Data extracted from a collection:
________________

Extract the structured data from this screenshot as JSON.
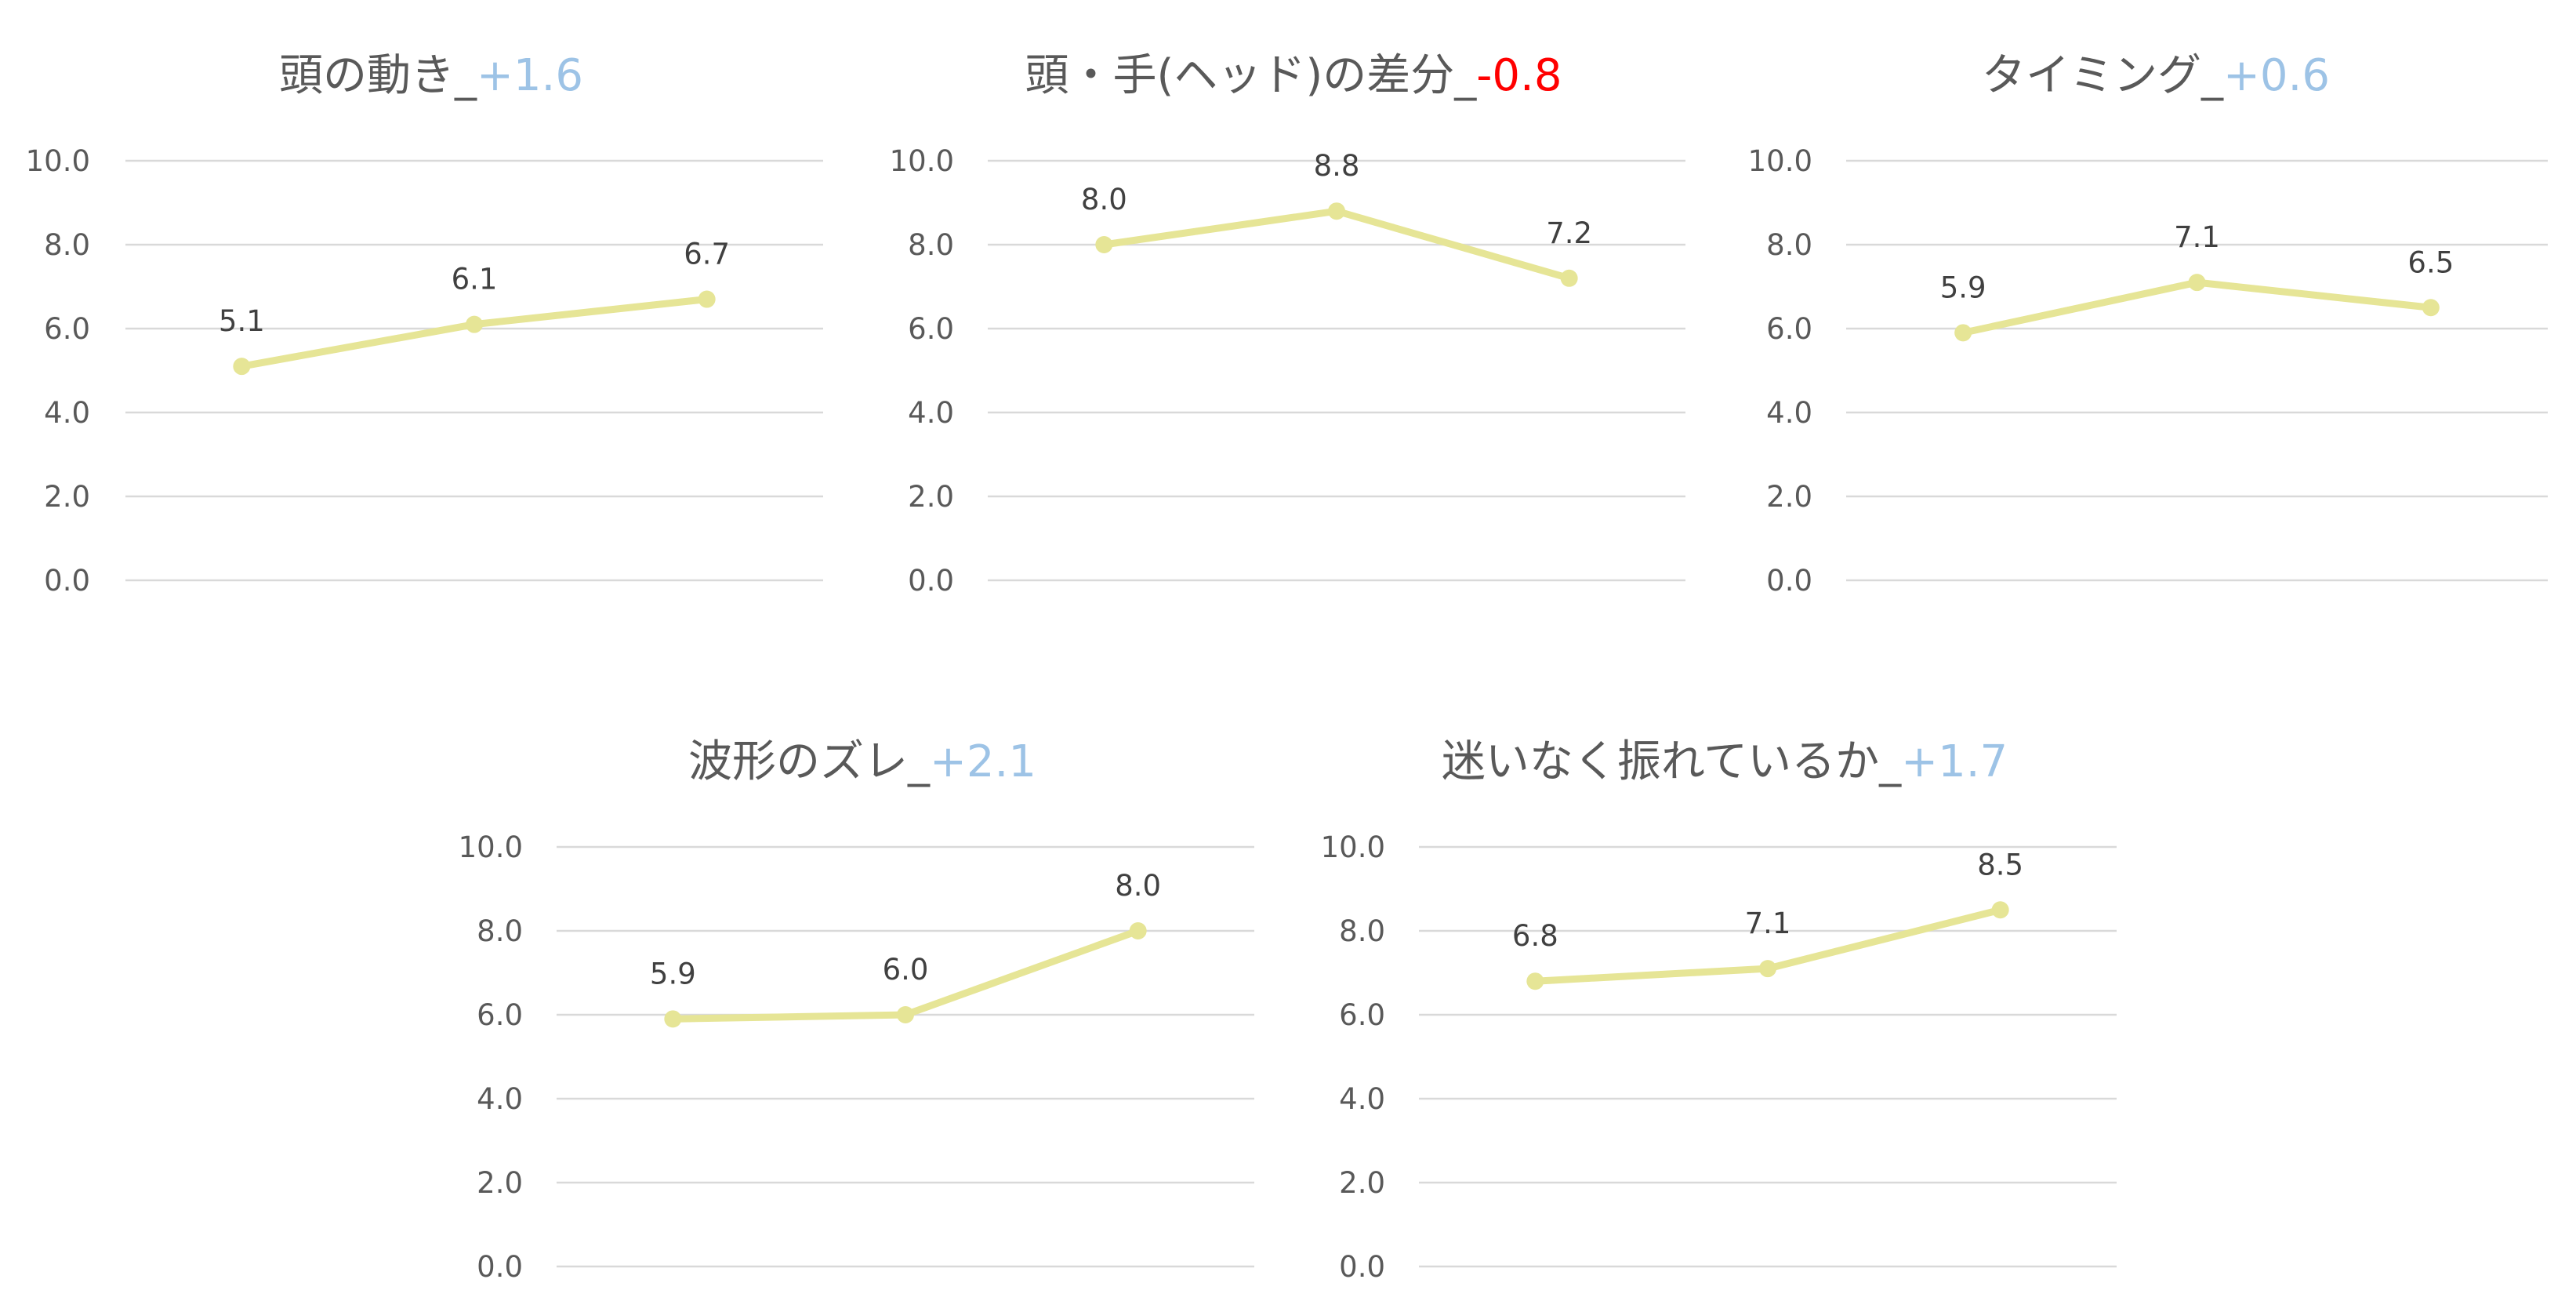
{
  "chart_data": [
    {
      "type": "line",
      "title": {
        "text": "頭の動き_",
        "change": "+1.6",
        "change_color": "#9dc3e6"
      },
      "categories": [
        "",
        "",
        ""
      ],
      "values": [
        5.1,
        6.1,
        6.7
      ],
      "data_labels": [
        "5.1",
        "6.1",
        "6.7"
      ],
      "ylim": [
        0,
        10
      ],
      "y_ticks": [
        "0.0",
        "2.0",
        "4.0",
        "6.0",
        "8.0",
        "10.0"
      ],
      "grid": true,
      "line_color": "#e6e596"
    },
    {
      "type": "line",
      "title": {
        "text": "頭・手(ヘッド)の差分_",
        "change": "-0.8",
        "change_color": "#ff0000"
      },
      "categories": [
        "",
        "",
        ""
      ],
      "values": [
        8.0,
        8.8,
        7.2
      ],
      "data_labels": [
        "8.0",
        "8.8",
        "7.2"
      ],
      "ylim": [
        0,
        10
      ],
      "y_ticks": [
        "0.0",
        "2.0",
        "4.0",
        "6.0",
        "8.0",
        "10.0"
      ],
      "grid": true,
      "line_color": "#e6e596"
    },
    {
      "type": "line",
      "title": {
        "text": "タイミング_",
        "change": "+0.6",
        "change_color": "#9dc3e6"
      },
      "categories": [
        "",
        "",
        ""
      ],
      "values": [
        5.9,
        7.1,
        6.5
      ],
      "data_labels": [
        "5.9",
        "7.1",
        "6.5"
      ],
      "ylim": [
        0,
        10
      ],
      "y_ticks": [
        "0.0",
        "2.0",
        "4.0",
        "6.0",
        "8.0",
        "10.0"
      ],
      "grid": true,
      "line_color": "#e6e596"
    },
    {
      "type": "line",
      "title": {
        "text": "波形のズレ_",
        "change": "+2.1",
        "change_color": "#9dc3e6"
      },
      "categories": [
        "",
        "",
        ""
      ],
      "values": [
        5.9,
        6.0,
        8.0
      ],
      "data_labels": [
        "5.9",
        "6.0",
        "8.0"
      ],
      "ylim": [
        0,
        10
      ],
      "y_ticks": [
        "0.0",
        "2.0",
        "4.0",
        "6.0",
        "8.0",
        "10.0"
      ],
      "grid": true,
      "line_color": "#e6e596"
    },
    {
      "type": "line",
      "title": {
        "text": "迷いなく振れているか_",
        "change": "+1.7",
        "change_color": "#9dc3e6"
      },
      "categories": [
        "",
        "",
        ""
      ],
      "values": [
        6.8,
        7.1,
        8.5
      ],
      "data_labels": [
        "6.8",
        "7.1",
        "8.5"
      ],
      "ylim": [
        0,
        10
      ],
      "y_ticks": [
        "0.0",
        "2.0",
        "4.0",
        "6.0",
        "8.0",
        "10.0"
      ],
      "grid": true,
      "line_color": "#e6e596"
    }
  ]
}
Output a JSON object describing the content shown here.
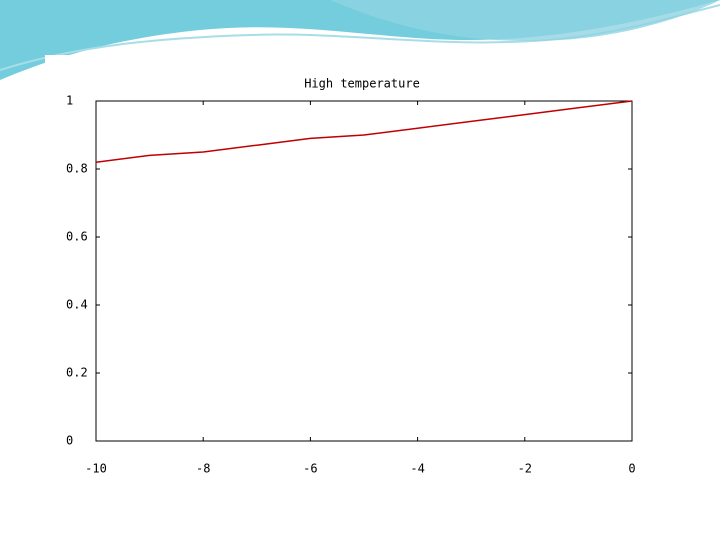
{
  "chart_data": {
    "type": "line",
    "title": "High temperature",
    "x": [
      -10,
      -9,
      -8,
      -7,
      -6,
      -5,
      -4,
      -3,
      -2,
      -1,
      0
    ],
    "series": [
      {
        "color": "#c00000",
        "values": [
          0.82,
          0.84,
          0.85,
          0.87,
          0.89,
          0.9,
          0.92,
          0.94,
          0.96,
          0.98,
          1
        ]
      }
    ],
    "xlim": [
      -10,
      0
    ],
    "xticks": [
      -10,
      -8,
      -6,
      -4,
      -2,
      0
    ],
    "ylim": [
      0,
      1
    ],
    "yticks": [
      0,
      0.2,
      0.4,
      0.6,
      0.8,
      1
    ],
    "grid": false
  }
}
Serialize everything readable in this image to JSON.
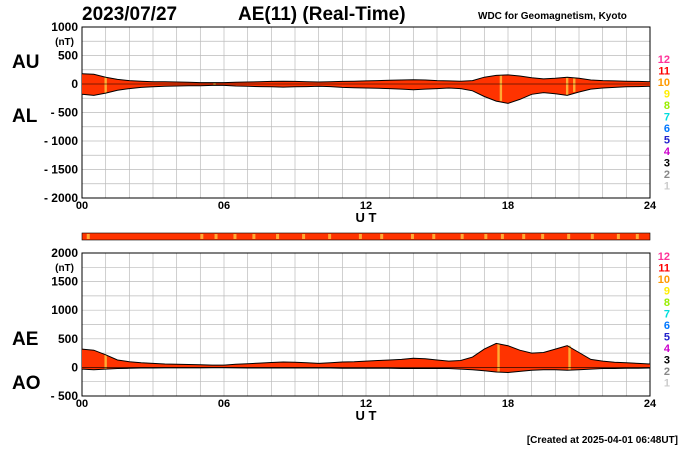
{
  "header": {
    "date": "2023/07/27",
    "title": "AE(11) (Real-Time)",
    "source": "WDC for Geomagnetism, Kyoto"
  },
  "footer": {
    "created": "[Created at 2025-04-01 06:48UT]"
  },
  "legend": {
    "stations": [
      {
        "label": "12",
        "color": "#ff3399"
      },
      {
        "label": "11",
        "color": "#ff0000"
      },
      {
        "label": "10",
        "color": "#ff9900"
      },
      {
        "label": "9",
        "color": "#ffee00"
      },
      {
        "label": "8",
        "color": "#99ee00"
      },
      {
        "label": "7",
        "color": "#00dddd"
      },
      {
        "label": "6",
        "color": "#0077ff"
      },
      {
        "label": "5",
        "color": "#2222cc"
      },
      {
        "label": "4",
        "color": "#cc00cc"
      },
      {
        "label": "3",
        "color": "#000000"
      },
      {
        "label": "2",
        "color": "#888888"
      },
      {
        "label": "1",
        "color": "#cccccc"
      }
    ]
  },
  "colors": {
    "fill": "#ff3300",
    "outline": "#000000",
    "highlight": "#ffaa33",
    "grid": "#bbbbbb"
  },
  "chart_data": [
    {
      "type": "area",
      "name": "AU/AL panel",
      "labels": {
        "upper": "AU",
        "lower": "AL"
      },
      "unit": "(nT)",
      "xlabel": "U T",
      "xlim": [
        0,
        24
      ],
      "x_ticks": [
        "00",
        "06",
        "12",
        "18",
        "24"
      ],
      "ylim": [
        -2000,
        1000
      ],
      "y_ticks": [
        "1000",
        "500",
        "0",
        "- 500",
        "- 1000",
        "- 1500",
        "- 2000"
      ],
      "grid": true,
      "hours": [
        0,
        0.5,
        1,
        1.5,
        2,
        2.5,
        3,
        3.5,
        4,
        4.5,
        5,
        5.5,
        6,
        6.5,
        7,
        7.5,
        8,
        8.5,
        9,
        9.5,
        10,
        10.5,
        11,
        11.5,
        12,
        12.5,
        13,
        13.5,
        14,
        14.5,
        15,
        15.5,
        16,
        16.5,
        17,
        17.5,
        18,
        18.5,
        19,
        19.5,
        20,
        20.5,
        21,
        21.5,
        22,
        22.5,
        23,
        23.5,
        24
      ],
      "series": [
        {
          "name": "AU",
          "values": [
            180,
            170,
            120,
            80,
            60,
            50,
            40,
            40,
            35,
            30,
            25,
            25,
            25,
            30,
            35,
            40,
            45,
            50,
            45,
            40,
            35,
            40,
            45,
            50,
            55,
            60,
            65,
            70,
            75,
            70,
            60,
            55,
            50,
            60,
            120,
            150,
            160,
            140,
            110,
            90,
            100,
            120,
            100,
            70,
            60,
            55,
            50,
            45,
            40
          ]
        },
        {
          "name": "AL",
          "values": [
            -180,
            -200,
            -160,
            -110,
            -80,
            -60,
            -50,
            -40,
            -35,
            -30,
            -30,
            -25,
            -25,
            -35,
            -40,
            -45,
            -50,
            -55,
            -50,
            -45,
            -40,
            -45,
            -60,
            -65,
            -70,
            -75,
            -80,
            -90,
            -100,
            -90,
            -80,
            -70,
            -80,
            -120,
            -220,
            -300,
            -340,
            -270,
            -180,
            -150,
            -170,
            -200,
            -140,
            -90,
            -70,
            -60,
            -50,
            -45,
            -40
          ]
        }
      ],
      "highlights_hours": [
        1.0,
        5.6,
        17.7,
        20.5,
        20.8
      ]
    },
    {
      "type": "area",
      "name": "AE/AO panel",
      "labels": {
        "upper": "AE",
        "lower": "AO"
      },
      "unit": "(nT)",
      "xlabel": "U T",
      "xlim": [
        0,
        24
      ],
      "x_ticks": [
        "00",
        "06",
        "12",
        "18",
        "24"
      ],
      "ylim": [
        -500,
        2000
      ],
      "y_ticks": [
        "2000",
        "1500",
        "1000",
        "500",
        "0",
        "- 500"
      ],
      "grid": true,
      "hours": [
        0,
        0.5,
        1,
        1.5,
        2,
        2.5,
        3,
        3.5,
        4,
        4.5,
        5,
        5.5,
        6,
        6.5,
        7,
        7.5,
        8,
        8.5,
        9,
        9.5,
        10,
        10.5,
        11,
        11.5,
        12,
        12.5,
        13,
        13.5,
        14,
        14.5,
        15,
        15.5,
        16,
        16.5,
        17,
        17.5,
        18,
        18.5,
        19,
        19.5,
        20,
        20.5,
        21,
        21.5,
        22,
        22.5,
        23,
        23.5,
        24
      ],
      "series": [
        {
          "name": "AE",
          "values": [
            320,
            300,
            220,
            130,
            100,
            80,
            70,
            60,
            55,
            50,
            45,
            40,
            40,
            55,
            65,
            75,
            85,
            95,
            90,
            80,
            70,
            80,
            95,
            100,
            110,
            120,
            130,
            140,
            160,
            150,
            130,
            110,
            120,
            180,
            320,
            420,
            380,
            300,
            250,
            260,
            320,
            380,
            260,
            140,
            110,
            90,
            80,
            70,
            60
          ]
        },
        {
          "name": "AO",
          "values": [
            -30,
            -40,
            -30,
            -20,
            -15,
            -10,
            -10,
            -8,
            -8,
            -8,
            -8,
            -5,
            -5,
            -8,
            -10,
            -10,
            -10,
            -10,
            -10,
            -10,
            -10,
            -10,
            -15,
            -15,
            -15,
            -15,
            -15,
            -20,
            -20,
            -20,
            -20,
            -20,
            -30,
            -40,
            -60,
            -80,
            -90,
            -70,
            -50,
            -40,
            -40,
            -50,
            -40,
            -30,
            -20,
            -20,
            -15,
            -15,
            -10
          ]
        }
      ],
      "highlights_hours": [
        1.0,
        17.6,
        20.6
      ]
    }
  ]
}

________________

§ DIRECTIONS FOR THIS TASK
Report only how many lines in the listing contain the string "name".

§ WRITTEN RESPONSE
6